__Job__.
Repeat the records in full and exactly, omitting pictures.

__Dataset content__.
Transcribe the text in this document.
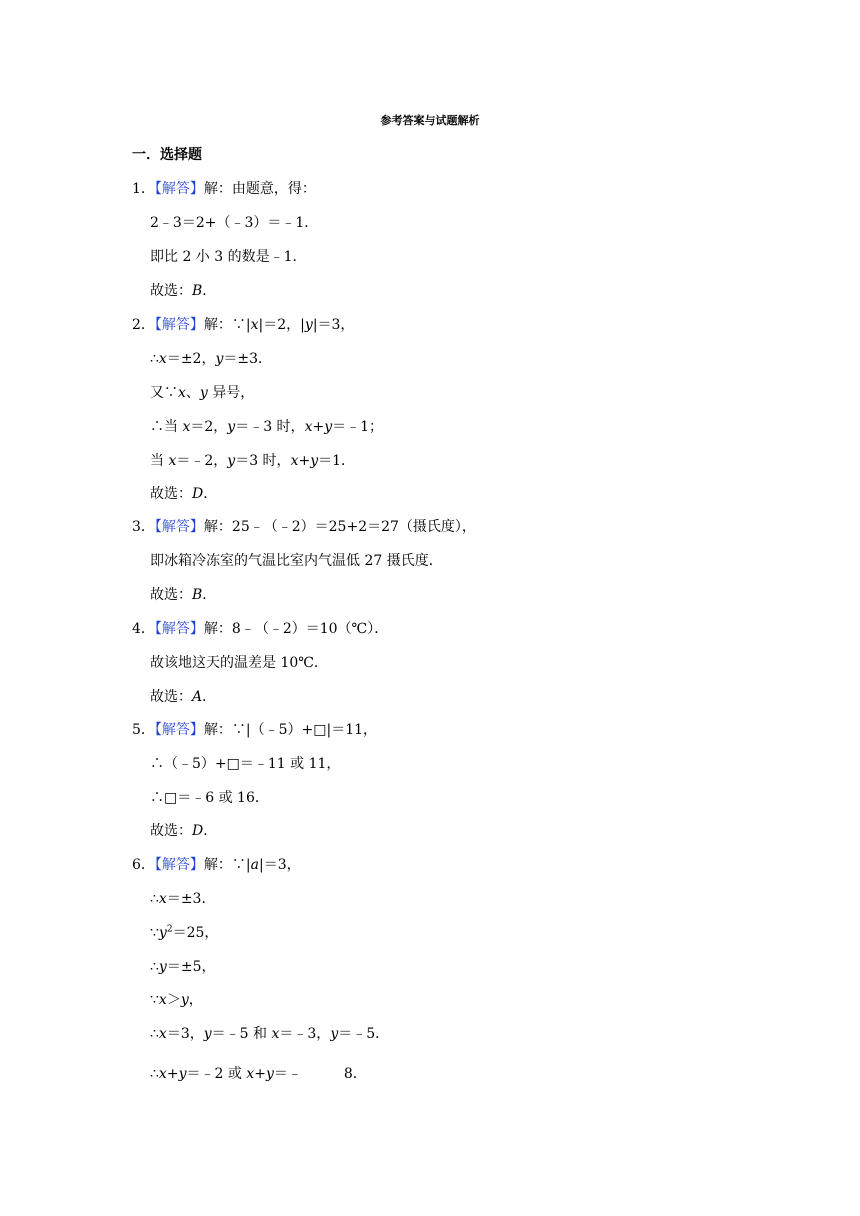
参考答案与试题解析
一．选择题
1．【解答】解：由题意，得：
2﹣3＝2+（﹣3）＝﹣1．
即比 2 小 3 的数是﹣1．
故选：B．
2．【解答】解：∵|x|＝2，|y|＝3，
∴x＝±2，y＝±3．
又∵x、y 异号，
∴当 x＝2，y＝﹣3 时，x+y＝﹣1；
当 x＝﹣2，y＝3 时，x+y＝1．
故选：D．
3．【解答】解：25﹣（﹣2）＝25+2＝27（摄氏度），
即冰箱冷冻室的气温比室内气温低 27 摄氏度．
故选：B．
4．【解答】解：8﹣（﹣2）＝10（℃）．
故该地这天的温差是 10℃．
故选：A．
5．【解答】解：∵|（﹣5）+□|＝11，
∴（﹣5）+□＝﹣11 或 11，
∴□＝﹣6 或 16．
故选：D．
6．【解答】解：∵|a|＝3，
∴x＝±3．
$\because y^2=25$，
∴y＝±5，
∵x＞y，
∴x＝3，y＝﹣5 和 x＝﹣3，y＝﹣5．
∴x+y＝﹣2 或 x+y＝﹣	8．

__Finished exercise__.
Transcribe the text in this document.
参考答案与试题解析
一．选择题
1．【解答】解：由题意，得：
2﹣3＝2+（﹣3）＝﹣1．
即比 2 小 3 的数是﹣1．
故选：B．
2．【解答】解：∵|x|＝2，|y|＝3，
∴x＝±2，y＝±3．
又∵x、y 异号，
∴当 x＝2，y＝﹣3 时，x+y＝﹣1；
当 x＝﹣2，y＝3 时，x+y＝1．
故选：D．
3．【解答】解：25﹣（﹣2）＝25+2＝27（摄氏度），
即冰箱冷冻室的气温比室内气温低 27 摄氏度．
故选：B．
4．【解答】解：8﹣（﹣2）＝10（℃）．
故该地这天的温差是 10℃．
故选：A．
5．【解答】解：∵|（﹣5）+□|＝11，
∴（﹣5）+□＝﹣11 或 11，
∴□＝﹣6 或 16．
故选：D．
6．【解答】解：∵|a|＝3，
∴x＝±3．
$\because y^2=25$，
∴y＝±5，
∵x＞y，
∴x＝3，y＝﹣5 和 x＝﹣3，y＝﹣5．
∴x+y＝﹣2 或 x+y＝﹣	8．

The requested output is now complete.